Among the lines listed below, count those that include the string "icon", and state only the count.

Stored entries
---

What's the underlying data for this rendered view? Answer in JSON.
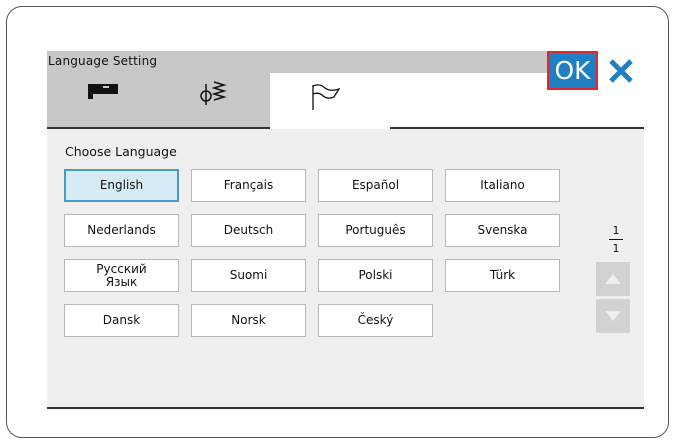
{
  "window": {
    "title": "Language Setting"
  },
  "toolbar": {
    "ok_label": "OK"
  },
  "tabs": [
    {
      "icon": "sewing-machine-icon"
    },
    {
      "icon": "stitch-needle-icon"
    },
    {
      "icon": "flag-icon",
      "active": true
    }
  ],
  "main": {
    "heading": "Choose Language",
    "languages": [
      {
        "label": "English",
        "selected": true
      },
      {
        "label": "Français"
      },
      {
        "label": "Español"
      },
      {
        "label": "Italiano"
      },
      {
        "label": "Nederlands"
      },
      {
        "label": "Deutsch"
      },
      {
        "label": "Português"
      },
      {
        "label": "Svenska"
      },
      {
        "label": "Русский Язык"
      },
      {
        "label": "Suomi"
      },
      {
        "label": "Polski"
      },
      {
        "label": "Türk"
      },
      {
        "label": "Dansk"
      },
      {
        "label": "Norsk"
      },
      {
        "label": "Český"
      }
    ]
  },
  "pager": {
    "current": "1",
    "total": "1"
  },
  "colors": {
    "accent": "#1f7fc4",
    "highlight": "#e0282e",
    "selected_bg": "#d5ebf5"
  }
}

---

Result of the exercise: 3